§ **Required work**
Retype, word for word, the rows from the very start through the line containing "The arms 10A is at (720, 246).", including that line.

§ **Records**
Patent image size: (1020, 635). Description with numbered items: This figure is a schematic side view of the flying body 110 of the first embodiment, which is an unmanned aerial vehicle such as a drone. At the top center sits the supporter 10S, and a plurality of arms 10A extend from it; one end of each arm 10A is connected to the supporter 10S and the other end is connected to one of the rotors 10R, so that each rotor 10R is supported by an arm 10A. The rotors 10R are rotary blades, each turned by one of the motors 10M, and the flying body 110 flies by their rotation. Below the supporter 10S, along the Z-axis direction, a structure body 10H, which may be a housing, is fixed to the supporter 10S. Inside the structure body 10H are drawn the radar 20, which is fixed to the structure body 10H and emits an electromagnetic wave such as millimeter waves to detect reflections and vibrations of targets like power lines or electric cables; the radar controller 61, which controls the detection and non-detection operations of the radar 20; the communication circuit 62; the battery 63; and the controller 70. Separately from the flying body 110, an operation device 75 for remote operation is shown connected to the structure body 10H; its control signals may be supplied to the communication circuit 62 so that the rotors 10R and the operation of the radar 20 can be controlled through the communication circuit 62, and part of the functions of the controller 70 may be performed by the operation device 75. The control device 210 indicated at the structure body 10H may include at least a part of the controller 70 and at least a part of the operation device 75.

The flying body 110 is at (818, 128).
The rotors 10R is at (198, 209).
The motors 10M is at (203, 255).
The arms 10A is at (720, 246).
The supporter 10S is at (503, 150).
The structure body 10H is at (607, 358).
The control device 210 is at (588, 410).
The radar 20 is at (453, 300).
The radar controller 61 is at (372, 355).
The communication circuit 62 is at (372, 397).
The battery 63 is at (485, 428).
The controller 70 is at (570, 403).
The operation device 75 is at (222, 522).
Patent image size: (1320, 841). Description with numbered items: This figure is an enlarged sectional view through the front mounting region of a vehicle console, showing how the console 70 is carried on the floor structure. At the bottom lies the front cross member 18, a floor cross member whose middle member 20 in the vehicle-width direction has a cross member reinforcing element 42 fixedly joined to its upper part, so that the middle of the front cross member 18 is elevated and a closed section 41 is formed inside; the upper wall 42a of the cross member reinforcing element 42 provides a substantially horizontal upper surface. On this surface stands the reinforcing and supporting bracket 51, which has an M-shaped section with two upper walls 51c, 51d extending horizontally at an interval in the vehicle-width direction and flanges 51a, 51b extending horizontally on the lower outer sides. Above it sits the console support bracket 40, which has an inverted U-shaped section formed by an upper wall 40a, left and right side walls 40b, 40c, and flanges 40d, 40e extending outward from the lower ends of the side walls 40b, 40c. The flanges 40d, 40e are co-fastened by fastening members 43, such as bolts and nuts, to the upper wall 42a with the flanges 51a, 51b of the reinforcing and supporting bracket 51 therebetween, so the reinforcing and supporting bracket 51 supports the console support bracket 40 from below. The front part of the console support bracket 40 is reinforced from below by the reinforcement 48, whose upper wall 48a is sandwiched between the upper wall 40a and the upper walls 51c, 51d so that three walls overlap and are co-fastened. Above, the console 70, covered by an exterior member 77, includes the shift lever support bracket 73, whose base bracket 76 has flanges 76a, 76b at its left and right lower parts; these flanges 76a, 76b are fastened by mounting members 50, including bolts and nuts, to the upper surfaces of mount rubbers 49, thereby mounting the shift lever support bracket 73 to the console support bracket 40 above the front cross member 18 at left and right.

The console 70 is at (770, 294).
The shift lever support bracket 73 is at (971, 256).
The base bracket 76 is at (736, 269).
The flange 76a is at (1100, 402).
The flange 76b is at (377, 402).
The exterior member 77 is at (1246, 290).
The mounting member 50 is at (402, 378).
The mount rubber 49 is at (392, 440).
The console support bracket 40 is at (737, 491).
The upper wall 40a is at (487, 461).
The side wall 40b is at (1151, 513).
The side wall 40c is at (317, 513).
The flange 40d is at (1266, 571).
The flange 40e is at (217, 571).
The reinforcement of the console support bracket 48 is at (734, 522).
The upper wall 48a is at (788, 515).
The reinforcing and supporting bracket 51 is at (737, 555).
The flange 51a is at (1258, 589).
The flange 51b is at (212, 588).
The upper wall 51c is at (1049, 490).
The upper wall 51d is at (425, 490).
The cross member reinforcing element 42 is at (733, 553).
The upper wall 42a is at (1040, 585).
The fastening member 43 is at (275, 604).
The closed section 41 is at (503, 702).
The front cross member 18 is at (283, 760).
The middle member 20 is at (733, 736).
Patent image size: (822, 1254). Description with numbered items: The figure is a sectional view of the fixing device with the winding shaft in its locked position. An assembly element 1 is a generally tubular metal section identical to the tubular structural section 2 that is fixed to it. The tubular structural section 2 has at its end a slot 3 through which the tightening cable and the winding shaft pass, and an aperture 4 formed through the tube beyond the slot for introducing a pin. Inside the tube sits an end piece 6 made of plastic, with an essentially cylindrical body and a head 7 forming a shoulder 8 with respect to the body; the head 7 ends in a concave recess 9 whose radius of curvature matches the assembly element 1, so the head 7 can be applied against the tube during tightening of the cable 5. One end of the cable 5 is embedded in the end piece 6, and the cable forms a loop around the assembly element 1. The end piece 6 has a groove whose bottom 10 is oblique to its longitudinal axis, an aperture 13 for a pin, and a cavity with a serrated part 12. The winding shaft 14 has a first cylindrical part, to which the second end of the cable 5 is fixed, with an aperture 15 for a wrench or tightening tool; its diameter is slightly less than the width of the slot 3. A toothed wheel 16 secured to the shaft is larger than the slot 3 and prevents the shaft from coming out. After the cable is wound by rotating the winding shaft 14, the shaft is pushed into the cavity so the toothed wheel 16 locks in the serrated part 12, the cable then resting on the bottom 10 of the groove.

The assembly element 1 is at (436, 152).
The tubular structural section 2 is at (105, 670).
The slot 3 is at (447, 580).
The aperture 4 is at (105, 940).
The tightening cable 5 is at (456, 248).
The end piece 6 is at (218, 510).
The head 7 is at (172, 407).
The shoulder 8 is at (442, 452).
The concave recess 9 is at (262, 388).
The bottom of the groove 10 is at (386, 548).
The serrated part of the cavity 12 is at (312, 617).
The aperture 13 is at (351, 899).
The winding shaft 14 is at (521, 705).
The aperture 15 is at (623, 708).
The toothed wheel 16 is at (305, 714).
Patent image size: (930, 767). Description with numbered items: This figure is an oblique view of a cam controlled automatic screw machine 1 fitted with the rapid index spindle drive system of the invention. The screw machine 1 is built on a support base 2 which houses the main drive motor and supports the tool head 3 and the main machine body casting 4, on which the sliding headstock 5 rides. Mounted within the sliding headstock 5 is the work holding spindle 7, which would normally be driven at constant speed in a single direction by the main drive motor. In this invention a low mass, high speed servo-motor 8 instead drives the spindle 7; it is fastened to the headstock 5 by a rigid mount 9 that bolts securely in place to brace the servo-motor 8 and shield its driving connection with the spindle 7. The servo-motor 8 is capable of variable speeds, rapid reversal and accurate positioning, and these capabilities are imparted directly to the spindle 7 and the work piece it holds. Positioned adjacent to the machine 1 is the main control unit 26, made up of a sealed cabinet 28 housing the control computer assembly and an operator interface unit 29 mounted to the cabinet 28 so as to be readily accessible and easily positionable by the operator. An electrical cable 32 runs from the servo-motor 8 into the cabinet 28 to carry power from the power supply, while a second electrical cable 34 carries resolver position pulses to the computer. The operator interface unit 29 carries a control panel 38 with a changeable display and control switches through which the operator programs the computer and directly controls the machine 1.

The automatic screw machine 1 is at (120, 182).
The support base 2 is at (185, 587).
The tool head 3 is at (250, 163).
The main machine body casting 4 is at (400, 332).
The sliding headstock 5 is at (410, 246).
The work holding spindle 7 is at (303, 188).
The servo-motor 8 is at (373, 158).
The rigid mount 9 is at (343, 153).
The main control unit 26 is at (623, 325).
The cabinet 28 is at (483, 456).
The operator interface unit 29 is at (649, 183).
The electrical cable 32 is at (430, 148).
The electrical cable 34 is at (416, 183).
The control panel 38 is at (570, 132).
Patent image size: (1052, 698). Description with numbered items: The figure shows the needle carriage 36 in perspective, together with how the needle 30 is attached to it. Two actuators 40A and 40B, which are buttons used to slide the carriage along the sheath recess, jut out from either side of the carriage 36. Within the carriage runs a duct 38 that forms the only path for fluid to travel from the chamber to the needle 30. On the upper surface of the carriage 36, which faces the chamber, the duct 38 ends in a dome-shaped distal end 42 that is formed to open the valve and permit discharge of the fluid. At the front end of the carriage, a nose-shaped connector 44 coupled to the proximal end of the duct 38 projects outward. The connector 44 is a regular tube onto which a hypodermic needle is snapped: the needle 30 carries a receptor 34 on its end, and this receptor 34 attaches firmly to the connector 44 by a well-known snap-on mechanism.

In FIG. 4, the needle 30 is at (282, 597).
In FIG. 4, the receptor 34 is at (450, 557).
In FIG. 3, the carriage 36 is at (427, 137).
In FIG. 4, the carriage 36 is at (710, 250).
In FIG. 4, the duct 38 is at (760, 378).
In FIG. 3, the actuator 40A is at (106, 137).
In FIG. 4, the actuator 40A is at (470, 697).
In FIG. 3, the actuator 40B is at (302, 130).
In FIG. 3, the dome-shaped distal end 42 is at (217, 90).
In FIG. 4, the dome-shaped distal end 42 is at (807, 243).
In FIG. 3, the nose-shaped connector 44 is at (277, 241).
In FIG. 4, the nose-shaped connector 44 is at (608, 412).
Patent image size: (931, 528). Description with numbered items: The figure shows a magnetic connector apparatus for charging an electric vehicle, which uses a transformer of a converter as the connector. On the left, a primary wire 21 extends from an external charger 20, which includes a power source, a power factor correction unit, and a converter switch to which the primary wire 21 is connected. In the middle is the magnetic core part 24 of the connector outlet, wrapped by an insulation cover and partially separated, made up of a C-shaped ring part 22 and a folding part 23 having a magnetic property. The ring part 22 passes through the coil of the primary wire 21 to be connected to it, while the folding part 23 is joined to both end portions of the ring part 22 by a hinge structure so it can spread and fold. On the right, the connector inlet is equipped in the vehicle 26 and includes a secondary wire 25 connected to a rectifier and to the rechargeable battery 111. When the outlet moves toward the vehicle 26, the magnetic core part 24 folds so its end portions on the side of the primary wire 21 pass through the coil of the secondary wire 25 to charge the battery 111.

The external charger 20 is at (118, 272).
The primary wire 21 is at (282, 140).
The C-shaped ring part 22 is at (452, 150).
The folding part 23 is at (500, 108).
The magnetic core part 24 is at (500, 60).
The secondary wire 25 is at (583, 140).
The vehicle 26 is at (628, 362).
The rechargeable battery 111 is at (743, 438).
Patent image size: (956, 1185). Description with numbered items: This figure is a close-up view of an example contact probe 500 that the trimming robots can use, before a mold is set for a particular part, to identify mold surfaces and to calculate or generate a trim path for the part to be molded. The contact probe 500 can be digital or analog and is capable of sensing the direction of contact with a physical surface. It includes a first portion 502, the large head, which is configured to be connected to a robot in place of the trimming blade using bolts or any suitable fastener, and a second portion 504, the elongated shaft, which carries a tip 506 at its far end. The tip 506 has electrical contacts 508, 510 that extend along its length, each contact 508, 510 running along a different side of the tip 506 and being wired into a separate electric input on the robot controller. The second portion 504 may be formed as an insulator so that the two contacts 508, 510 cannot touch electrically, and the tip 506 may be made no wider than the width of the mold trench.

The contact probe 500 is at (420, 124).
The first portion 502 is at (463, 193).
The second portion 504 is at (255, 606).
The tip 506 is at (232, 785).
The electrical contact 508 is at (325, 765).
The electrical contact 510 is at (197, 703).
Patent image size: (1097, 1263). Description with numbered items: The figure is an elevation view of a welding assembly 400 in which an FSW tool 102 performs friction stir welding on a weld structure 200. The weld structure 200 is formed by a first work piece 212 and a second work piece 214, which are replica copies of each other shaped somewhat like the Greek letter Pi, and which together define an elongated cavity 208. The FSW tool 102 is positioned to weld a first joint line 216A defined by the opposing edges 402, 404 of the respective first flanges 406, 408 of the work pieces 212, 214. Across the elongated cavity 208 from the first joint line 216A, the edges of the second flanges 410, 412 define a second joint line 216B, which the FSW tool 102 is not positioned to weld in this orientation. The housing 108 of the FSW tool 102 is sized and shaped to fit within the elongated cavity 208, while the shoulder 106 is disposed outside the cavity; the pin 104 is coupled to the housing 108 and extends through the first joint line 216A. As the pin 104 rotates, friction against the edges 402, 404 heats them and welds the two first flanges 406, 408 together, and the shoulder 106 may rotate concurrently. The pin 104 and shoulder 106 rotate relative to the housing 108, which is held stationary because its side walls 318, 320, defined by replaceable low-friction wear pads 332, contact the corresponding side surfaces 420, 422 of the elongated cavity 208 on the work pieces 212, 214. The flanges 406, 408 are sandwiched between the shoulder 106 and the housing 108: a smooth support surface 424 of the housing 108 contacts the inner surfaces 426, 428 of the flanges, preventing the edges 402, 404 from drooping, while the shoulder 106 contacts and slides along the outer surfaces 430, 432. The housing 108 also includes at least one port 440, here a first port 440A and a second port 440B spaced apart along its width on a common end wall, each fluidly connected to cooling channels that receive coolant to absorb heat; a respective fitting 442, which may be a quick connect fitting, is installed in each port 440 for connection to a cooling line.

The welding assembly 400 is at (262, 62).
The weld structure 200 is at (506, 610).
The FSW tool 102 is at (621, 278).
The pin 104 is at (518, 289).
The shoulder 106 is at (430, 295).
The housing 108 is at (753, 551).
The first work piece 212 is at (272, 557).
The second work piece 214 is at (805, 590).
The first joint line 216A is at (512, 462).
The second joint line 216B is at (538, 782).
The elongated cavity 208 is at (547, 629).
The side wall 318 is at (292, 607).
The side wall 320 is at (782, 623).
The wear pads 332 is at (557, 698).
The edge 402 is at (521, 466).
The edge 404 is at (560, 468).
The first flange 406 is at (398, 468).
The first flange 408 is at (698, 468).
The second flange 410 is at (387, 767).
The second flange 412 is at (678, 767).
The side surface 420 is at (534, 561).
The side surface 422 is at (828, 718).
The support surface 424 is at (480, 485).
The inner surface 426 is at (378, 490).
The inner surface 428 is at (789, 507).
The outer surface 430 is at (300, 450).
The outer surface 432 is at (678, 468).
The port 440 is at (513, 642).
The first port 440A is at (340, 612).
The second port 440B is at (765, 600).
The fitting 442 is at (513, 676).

§ **Response below**
Patent image size: (1020, 635). Description with numbered items: This figure is a schematic side view of the flying body 110 of the first embodiment, which is an unmanned aerial vehicle such as a drone. At the top center sits the supporter 10S, and a plurality of arms 10A extend from it; one end of each arm 10A is connected to the supporter 10S and the other end is connected to one of the rotors 10R, so that each rotor 10R is supported by an arm 10A. The rotors 10R are rotary blades, each turned by one of the motors 10M, and the flying body 110 flies by their rotation. Below the supporter 10S, along the Z-axis direction, a structure body 10H, which may be a housing, is fixed to the supporter 10S. Inside the structure body 10H are drawn the radar 20, which is fixed to the structure body 10H and emits an electromagnetic wave such as millimeter waves to detect reflections and vibrations of targets like power lines or electric cables; the radar controller 61, which controls the detection and non-detection operations of the radar 20; the communication circuit 62; the battery 63; and the controller 70. Separately from the flying body 110, an operation device 75 for remote operation is shown connected to the structure body 10H; its control signals may be supplied to the communication circuit 62 so that the rotors 10R and the operation of the radar 20 can be controlled through the communication circuit 62, and part of the functions of the controller 70 may be performed by the operation device 75. The control device 210 indicated at the structure body 10H may include at least a part of the controller 70 and at least a part of the operation device 75.

The flying body 110 is at (818, 128).
The rotors 10R is at (198, 209).
The motors 10M is at (203, 255).
The arms 10A is at (720, 246).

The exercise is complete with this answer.